* _Text extract_:
Background Low-density Parity-check Codes

We start with a Python version of the 5G NR LDPC decoder architecture, which is then used as blueprint for the later CUDA implementation. If you are already familiar with the concept of belief propagation (BP) decoding, you can skip this part of the tutorial.

LDPC Basics

Fig. 1: Parity-check matrix and decoding graph of the (7,4) Hamming code.

Background: Channel Coding in 5G

In 5G NR, there are two major channel coding schemes: Low-density Parity-check (LDPC) and Polar codes. LDPC codes are used for the data channels while Polar codes are used for the control channels. This tutorial focuses only on the LDPC decoder as this is one of the most compute-intensive components in the 5G stack.

LDPC codes have been invented in 1963 by Robert G. Gallager but were long forgotten due to their high decoding complexity. After their rediscovery by MacKay in 1996, they have become the workhorse of many modern communication standards, including 5G NR.

The core idea of LDPC decoding is an iterative algorithm based on belief propagation. These iterations can be easily parallelized as each processing node is independent of the others, making them an ideal candidate for GPU acceleration. For further details on LDPC codes in OAI, we refer to [Romani2020].

A machine learning enhanced version of the LDPC decoder has been proposed in [Nachmani2016] and is available as Sionna Tutorial on Weighted Belief Propagation Decoding.

Overview Decoder Implementation

LDPC Acceleration Overview

Fig. 2: Overview of the LDPC BP decoding algorithm.

* _Tasks to perform_:
(1) In the LDPC background text, who invented LDPC codes, and in which year?
(2) Render this sentence from the LDPC background text in Spanish: "LDPC codes are used for the data channels while Polar codes are used for the control channels."
(3) Extract from the LDPC background text the passage running from "LDPC codes have" up to and including "BP decoding algorithm.".

* _Extracted records_:
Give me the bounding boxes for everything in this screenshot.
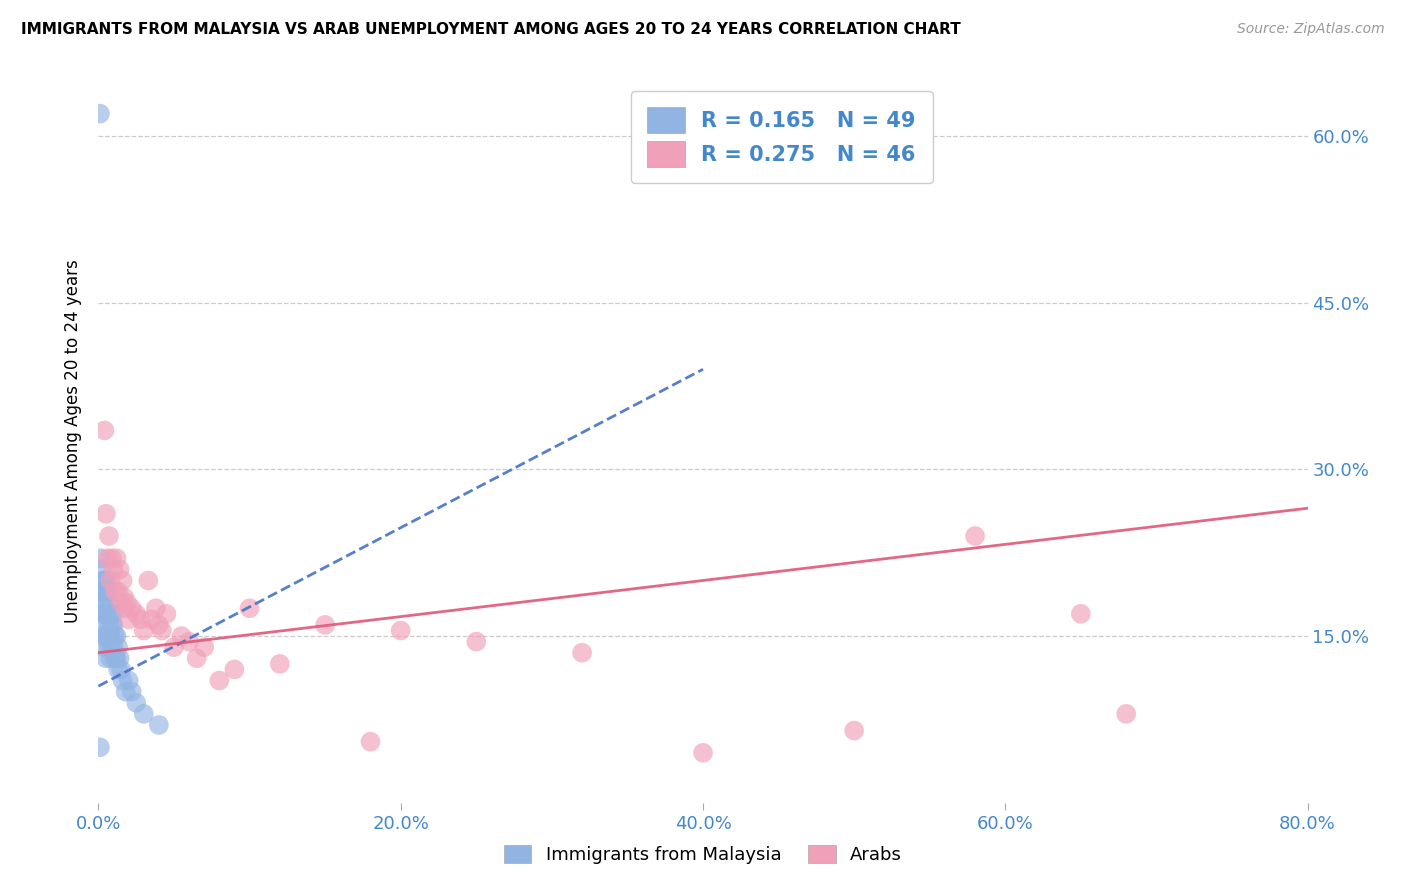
Point	[155, 607, 177, 621]
Point	[193, 640, 215, 655]
Point	[96, 551, 118, 566]
Point	[91, 607, 114, 621]
Point	[111, 574, 134, 588]
Point	[93, 424, 115, 438]
Point	[91, 574, 114, 588]
Point	[110, 662, 132, 676]
Point	[136, 574, 159, 588]
Point	[104, 584, 127, 599]
Point	[844, 723, 866, 738]
Point	[91, 584, 114, 599]
Point	[111, 673, 134, 688]
Point	[90, 551, 112, 566]
Point	[89, 106, 111, 120]
Point	[101, 551, 124, 566]
Point	[125, 696, 148, 710]
Legend: Immigrants from Malaysia, Arabs: Immigrants from Malaysia, Arabs	[495, 836, 911, 873]
Point	[121, 684, 143, 698]
Point	[163, 640, 186, 655]
Point	[170, 629, 193, 643]
Point	[101, 640, 124, 655]
Point	[96, 629, 118, 643]
Point	[132, 624, 155, 638]
Point	[108, 562, 131, 576]
Point	[91, 596, 114, 610]
Point	[105, 629, 128, 643]
Point	[108, 651, 131, 665]
Point	[107, 640, 129, 655]
Point	[93, 574, 115, 588]
Point	[103, 640, 125, 655]
Point	[101, 618, 124, 632]
Point	[107, 584, 129, 599]
Point	[269, 657, 291, 671]
Point	[104, 651, 127, 665]
Point	[965, 529, 987, 543]
Point	[100, 629, 122, 643]
Point	[98, 618, 121, 632]
Point	[94, 629, 117, 643]
Point	[571, 646, 593, 660]
Point	[114, 601, 136, 615]
Point	[112, 590, 135, 604]
Point	[103, 562, 125, 576]
Point	[360, 734, 382, 748]
Point	[150, 624, 173, 638]
Point	[103, 607, 125, 621]
Point	[96, 584, 118, 599]
Point	[148, 718, 170, 732]
Point	[104, 629, 127, 643]
Point	[94, 607, 117, 621]
Point	[91, 629, 114, 643]
Point	[96, 607, 118, 621]
Point	[94, 584, 117, 599]
Point	[314, 618, 336, 632]
Point	[179, 634, 201, 648]
Y-axis label: Unemployment Among Ages 20 to 24 years: Unemployment Among Ages 20 to 24 years	[65, 260, 83, 624]
Point	[107, 662, 129, 676]
Point	[145, 601, 167, 615]
Point	[121, 601, 143, 615]
Point	[105, 551, 128, 566]
Point	[89, 740, 111, 755]
Point	[141, 612, 163, 626]
Point	[100, 574, 122, 588]
Point	[129, 612, 152, 626]
Point	[114, 684, 136, 698]
Point	[90, 562, 112, 576]
Point	[118, 612, 141, 626]
Point	[224, 662, 246, 676]
Point	[98, 596, 121, 610]
Point	[90, 584, 112, 599]
Point	[186, 651, 208, 665]
Point	[93, 596, 115, 610]
Text: Source: ZipAtlas.com: Source: ZipAtlas.com	[1237, 22, 1385, 37]
Point	[98, 529, 121, 543]
Point	[465, 634, 488, 648]
Point	[105, 651, 128, 665]
Point	[93, 607, 115, 621]
Point	[389, 624, 412, 638]
Point	[125, 607, 148, 621]
Point	[1070, 607, 1092, 621]
Point	[94, 651, 117, 665]
Point	[94, 507, 117, 521]
Text: IMMIGRANTS FROM MALAYSIA VS ARAB UNEMPLOYMENT AMONG AGES 20 TO 24 YEARS CORRELAT: IMMIGRANTS FROM MALAYSIA VS ARAB UNEMPLO…	[21, 22, 960, 37]
Point	[148, 618, 170, 632]
Point	[110, 596, 132, 610]
Point	[103, 618, 125, 632]
Point	[115, 596, 138, 610]
Point	[208, 673, 231, 688]
Point	[132, 706, 155, 721]
Point	[692, 746, 714, 760]
Point	[98, 640, 121, 655]
Point	[100, 651, 122, 665]
Point	[1115, 706, 1137, 721]
Point	[118, 673, 141, 688]
Point	[94, 574, 117, 588]
Point	[93, 618, 115, 632]
Point	[239, 601, 262, 615]
Point	[93, 640, 115, 655]
Point	[100, 607, 122, 621]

* _Task-by-task solutions_:
(1) Robert G. Gallager, in 1963.

(2) Los códigos LDPC se utilizan para los canales de datos, mientras que los códigos Polar se utilizan para los canales de control.

(3)
LDPC codes have been invented in 1963 by Robert G. Gallager but were long forgotten due to their high decoding complexity. After their rediscovery by MacKay in 1996, they have become the workhorse of many modern communication standards, including 5G NR.

The core idea of LDPC decoding is an iterative algorithm based on belief propagation. These iterations can be easily parallelized as each processing node is independent of the others, making them an ideal candidate for GPU acceleration. For further details on LDPC codes in OAI, we refer to [Romani2020].

A machine learning enhanced version of the LDPC decoder has been proposed in [Nachmani2016] and is available as Sionna Tutorial on Weighted Belief Propagation Decoding.

Overview Decoder Implementation

LDPC Acceleration Overview

Fig. 2: Overview of the LDPC BP decoding algorithm.